Your task –
State the number of lines that hold the string "cylinder", with nothing added.

--------------------------------------------------

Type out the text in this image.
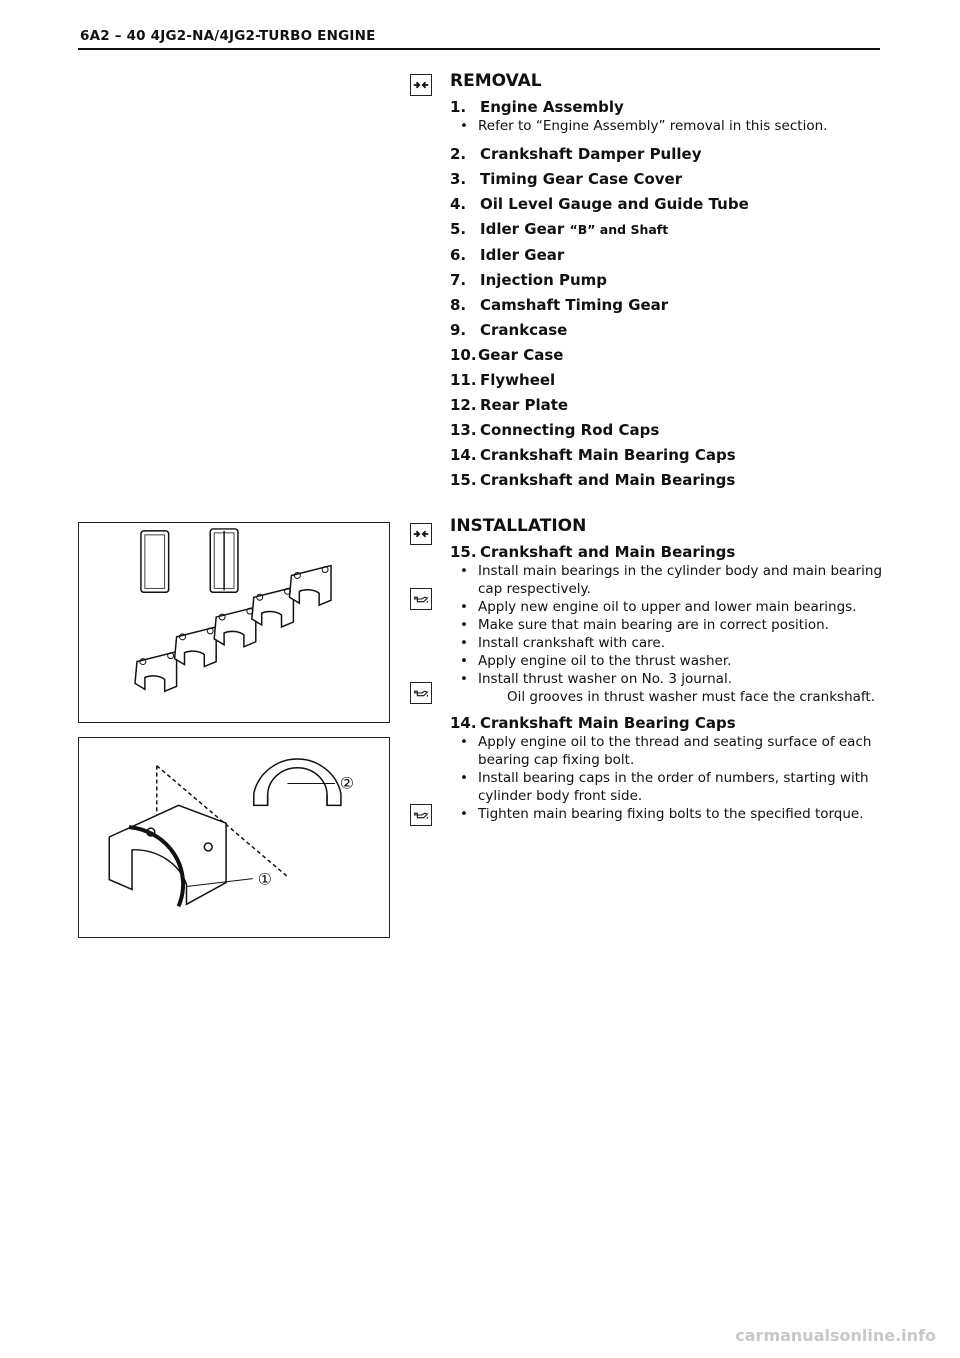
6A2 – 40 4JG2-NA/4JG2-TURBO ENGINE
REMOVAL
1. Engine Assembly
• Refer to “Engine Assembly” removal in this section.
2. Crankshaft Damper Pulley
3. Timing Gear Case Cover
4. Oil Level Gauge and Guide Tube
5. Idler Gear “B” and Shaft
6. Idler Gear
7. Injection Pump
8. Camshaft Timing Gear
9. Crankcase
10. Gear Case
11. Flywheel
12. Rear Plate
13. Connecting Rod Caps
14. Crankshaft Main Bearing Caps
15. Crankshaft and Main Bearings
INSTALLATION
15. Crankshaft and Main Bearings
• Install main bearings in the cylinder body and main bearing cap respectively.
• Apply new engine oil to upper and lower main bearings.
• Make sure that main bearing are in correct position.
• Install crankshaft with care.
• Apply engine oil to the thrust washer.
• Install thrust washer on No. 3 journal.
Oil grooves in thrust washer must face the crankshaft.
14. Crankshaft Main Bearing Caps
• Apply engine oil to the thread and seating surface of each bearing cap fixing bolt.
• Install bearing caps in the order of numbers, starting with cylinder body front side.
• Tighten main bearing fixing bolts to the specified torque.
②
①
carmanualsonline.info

--------------------------------------------------

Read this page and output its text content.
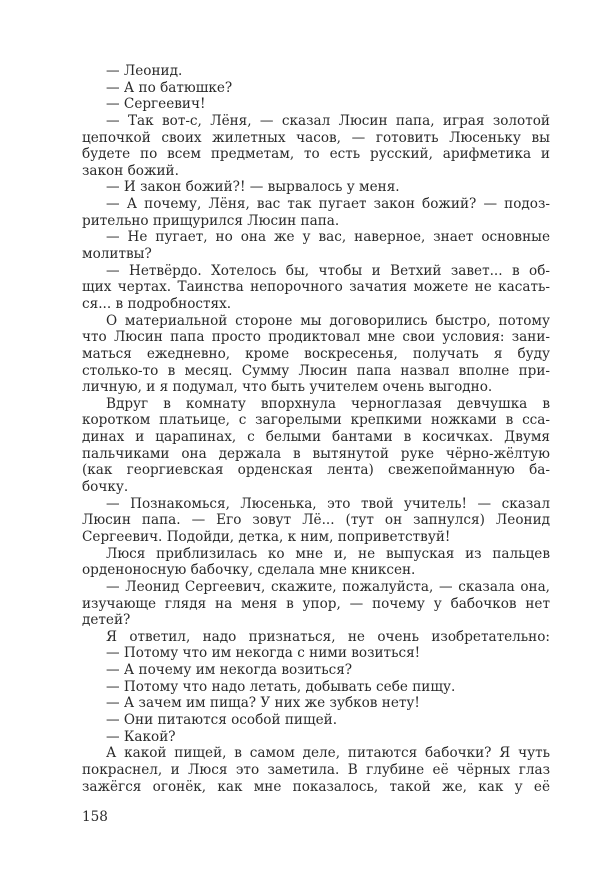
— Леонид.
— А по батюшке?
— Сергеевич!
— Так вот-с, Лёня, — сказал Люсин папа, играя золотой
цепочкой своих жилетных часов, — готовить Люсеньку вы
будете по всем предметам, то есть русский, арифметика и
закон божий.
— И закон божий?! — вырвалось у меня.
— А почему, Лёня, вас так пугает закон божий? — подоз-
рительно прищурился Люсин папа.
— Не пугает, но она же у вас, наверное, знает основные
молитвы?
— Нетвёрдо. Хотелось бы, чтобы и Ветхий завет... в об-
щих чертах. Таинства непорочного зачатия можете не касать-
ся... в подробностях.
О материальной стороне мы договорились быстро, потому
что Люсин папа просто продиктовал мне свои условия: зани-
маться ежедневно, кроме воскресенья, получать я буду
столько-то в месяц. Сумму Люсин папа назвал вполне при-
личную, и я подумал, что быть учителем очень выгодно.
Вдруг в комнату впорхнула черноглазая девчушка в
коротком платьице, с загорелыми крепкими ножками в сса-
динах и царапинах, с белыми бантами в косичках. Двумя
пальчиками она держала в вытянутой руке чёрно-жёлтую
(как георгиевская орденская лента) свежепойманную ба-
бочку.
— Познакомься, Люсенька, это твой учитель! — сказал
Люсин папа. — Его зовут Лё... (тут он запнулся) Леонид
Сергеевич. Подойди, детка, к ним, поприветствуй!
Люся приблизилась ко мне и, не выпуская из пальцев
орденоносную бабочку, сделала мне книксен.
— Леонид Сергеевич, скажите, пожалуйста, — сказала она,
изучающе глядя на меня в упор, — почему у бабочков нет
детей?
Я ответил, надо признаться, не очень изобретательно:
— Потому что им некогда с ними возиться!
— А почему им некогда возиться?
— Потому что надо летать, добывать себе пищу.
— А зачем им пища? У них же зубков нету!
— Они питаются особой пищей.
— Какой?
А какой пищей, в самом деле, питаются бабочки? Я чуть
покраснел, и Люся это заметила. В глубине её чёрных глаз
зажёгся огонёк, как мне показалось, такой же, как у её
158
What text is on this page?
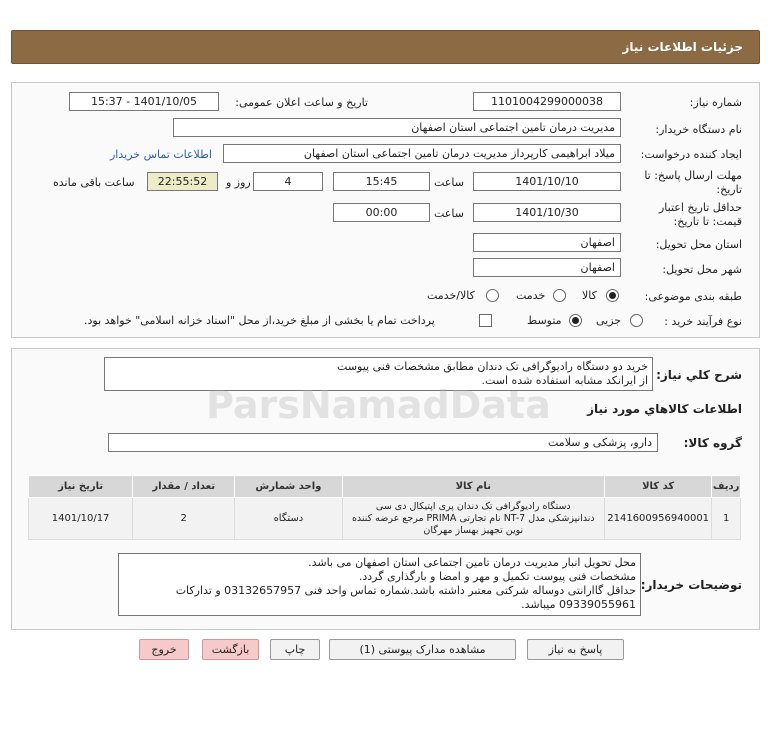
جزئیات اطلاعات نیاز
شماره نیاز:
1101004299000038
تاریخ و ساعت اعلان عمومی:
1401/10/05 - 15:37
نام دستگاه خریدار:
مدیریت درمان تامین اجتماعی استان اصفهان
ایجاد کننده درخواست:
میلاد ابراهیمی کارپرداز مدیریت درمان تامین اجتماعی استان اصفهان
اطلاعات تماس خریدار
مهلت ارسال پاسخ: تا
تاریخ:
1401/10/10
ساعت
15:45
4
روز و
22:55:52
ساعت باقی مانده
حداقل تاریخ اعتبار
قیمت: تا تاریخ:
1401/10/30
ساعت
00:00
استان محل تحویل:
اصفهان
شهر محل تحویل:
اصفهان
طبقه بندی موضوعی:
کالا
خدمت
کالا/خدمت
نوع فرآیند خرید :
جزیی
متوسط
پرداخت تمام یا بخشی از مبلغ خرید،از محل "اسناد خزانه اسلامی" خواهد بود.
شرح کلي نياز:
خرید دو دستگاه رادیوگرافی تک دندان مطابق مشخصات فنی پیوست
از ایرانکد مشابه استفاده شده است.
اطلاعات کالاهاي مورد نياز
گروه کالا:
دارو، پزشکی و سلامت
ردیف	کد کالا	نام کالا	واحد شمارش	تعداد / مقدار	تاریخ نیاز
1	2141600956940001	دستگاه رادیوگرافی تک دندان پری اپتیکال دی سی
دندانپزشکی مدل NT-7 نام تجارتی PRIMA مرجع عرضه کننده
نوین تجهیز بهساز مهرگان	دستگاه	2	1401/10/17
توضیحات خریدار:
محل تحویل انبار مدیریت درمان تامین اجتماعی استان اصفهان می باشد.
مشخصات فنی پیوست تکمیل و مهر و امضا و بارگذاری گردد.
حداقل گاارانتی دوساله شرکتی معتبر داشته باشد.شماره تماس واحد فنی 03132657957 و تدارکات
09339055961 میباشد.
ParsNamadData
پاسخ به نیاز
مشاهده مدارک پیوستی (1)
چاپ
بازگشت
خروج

--------------------------------------------------

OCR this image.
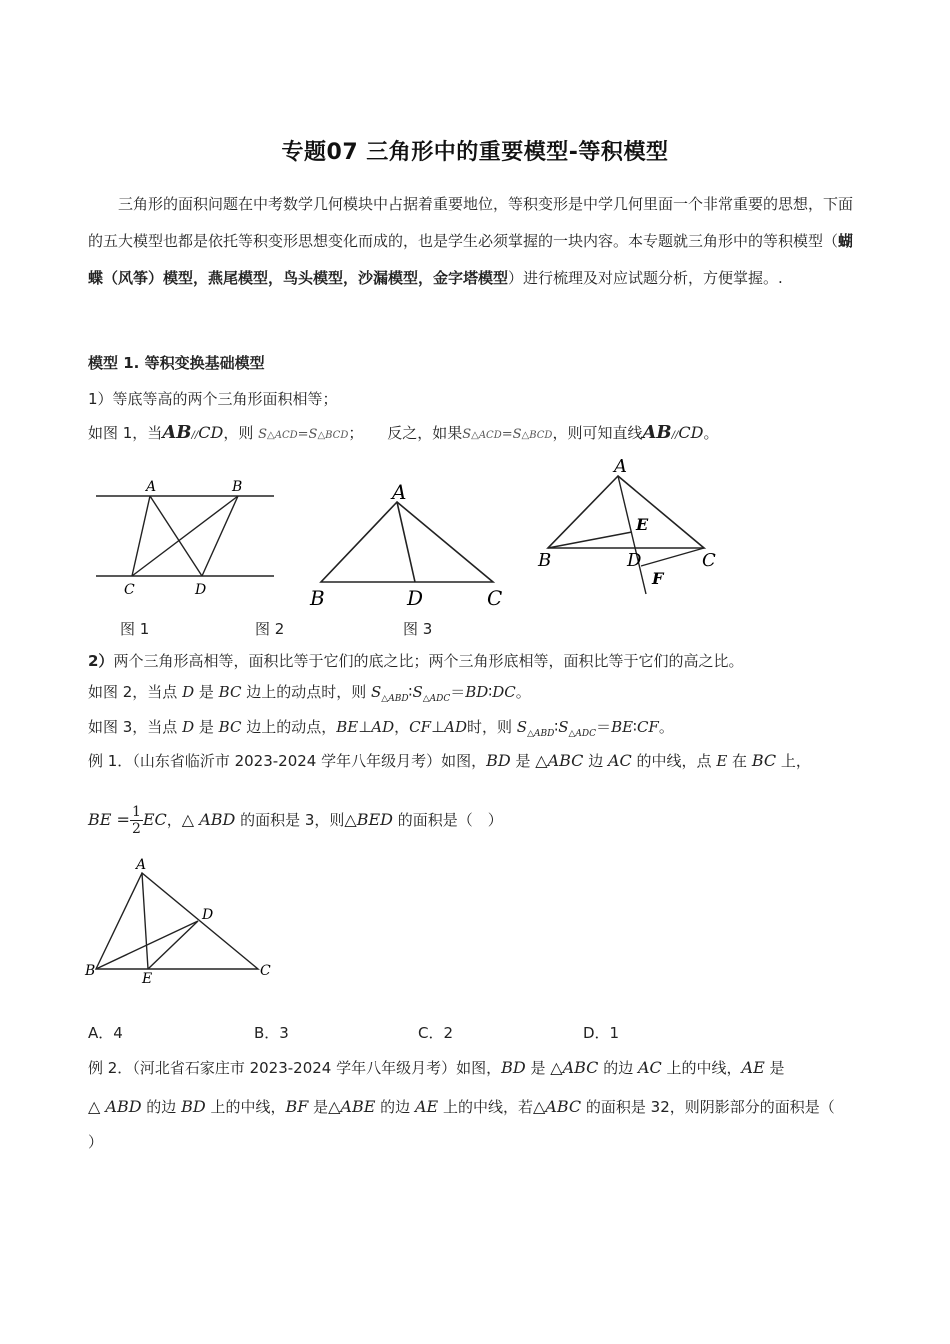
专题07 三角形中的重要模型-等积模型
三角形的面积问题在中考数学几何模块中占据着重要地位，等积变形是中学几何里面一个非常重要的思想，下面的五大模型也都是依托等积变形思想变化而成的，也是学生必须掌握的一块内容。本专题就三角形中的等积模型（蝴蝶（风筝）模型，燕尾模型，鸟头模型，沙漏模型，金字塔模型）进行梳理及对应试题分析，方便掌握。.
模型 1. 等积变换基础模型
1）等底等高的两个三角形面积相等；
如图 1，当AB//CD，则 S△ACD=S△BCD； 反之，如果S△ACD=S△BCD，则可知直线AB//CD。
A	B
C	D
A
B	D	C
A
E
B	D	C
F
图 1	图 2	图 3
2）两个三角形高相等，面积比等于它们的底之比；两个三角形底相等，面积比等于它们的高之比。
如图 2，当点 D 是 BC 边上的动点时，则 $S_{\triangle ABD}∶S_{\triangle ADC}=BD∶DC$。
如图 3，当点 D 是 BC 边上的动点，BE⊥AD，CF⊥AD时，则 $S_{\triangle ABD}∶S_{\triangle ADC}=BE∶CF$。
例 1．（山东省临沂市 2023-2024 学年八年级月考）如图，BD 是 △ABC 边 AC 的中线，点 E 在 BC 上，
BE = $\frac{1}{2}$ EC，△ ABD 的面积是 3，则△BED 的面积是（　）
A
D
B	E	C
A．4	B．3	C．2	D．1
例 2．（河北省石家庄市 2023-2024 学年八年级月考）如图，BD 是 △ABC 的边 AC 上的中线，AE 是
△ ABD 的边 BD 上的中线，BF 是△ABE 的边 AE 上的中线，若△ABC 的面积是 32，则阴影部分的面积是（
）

--------------------------------------------------

Solution for this problem –
2